**Data to use:**
>>>>>
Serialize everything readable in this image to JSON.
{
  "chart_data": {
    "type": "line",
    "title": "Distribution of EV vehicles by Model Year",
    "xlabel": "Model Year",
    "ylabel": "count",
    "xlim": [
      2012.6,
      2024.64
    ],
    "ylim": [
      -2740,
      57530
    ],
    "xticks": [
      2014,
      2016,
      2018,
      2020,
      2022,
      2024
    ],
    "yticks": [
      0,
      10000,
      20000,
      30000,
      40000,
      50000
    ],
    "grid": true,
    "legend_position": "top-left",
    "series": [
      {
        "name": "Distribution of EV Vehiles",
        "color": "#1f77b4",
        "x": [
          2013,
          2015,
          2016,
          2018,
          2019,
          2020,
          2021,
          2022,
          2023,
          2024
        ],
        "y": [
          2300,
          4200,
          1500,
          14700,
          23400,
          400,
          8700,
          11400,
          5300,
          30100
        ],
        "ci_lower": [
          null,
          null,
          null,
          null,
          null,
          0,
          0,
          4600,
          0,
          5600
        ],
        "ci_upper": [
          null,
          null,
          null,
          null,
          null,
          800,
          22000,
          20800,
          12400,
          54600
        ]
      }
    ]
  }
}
<<<<<
**To be done:** Extract every line above exactly as it stands.

**The response:**
Serialize everything readable in this image to JSON.
{
  "chart_data": {
    "type": "line",
    "title": "Distribution of EV vehicles by Model Year",
    "xlabel": "Model Year",
    "ylabel": "count",
    "xlim": [
      2012.6,
      2024.64
    ],
    "ylim": [
      -2740,
      57530
    ],
    "xticks": [
      2014,
      2016,
      2018,
      2020,
      2022,
      2024
    ],
    "yticks": [
      0,
      10000,
      20000,
      30000,
      40000,
      50000
    ],
    "grid": true,
    "legend_position": "top-left",
    "series": [
      {
        "name": "Distribution of EV Vehiles",
        "color": "#1f77b4",
        "x": [
          2013,
          2015,
          2016,
          2018,
          2019,
          2020,
          2021,
          2022,
          2023,
          2024
        ],
        "y": [
          2300,
          4200,
          1500,
          14700,
          23400,
          400,
          8700,
          11400,
          5300,
          30100
        ],
        "ci_lower": [
          null,
          null,
          null,
          null,
          null,
          0,
          0,
          4600,
          0,
          5600
        ],
        "ci_upper": [
          null,
          null,
          null,
          null,
          null,
          800,
          22000,
          20800,
          12400,
          54600
        ]
      }
    ]
  }
}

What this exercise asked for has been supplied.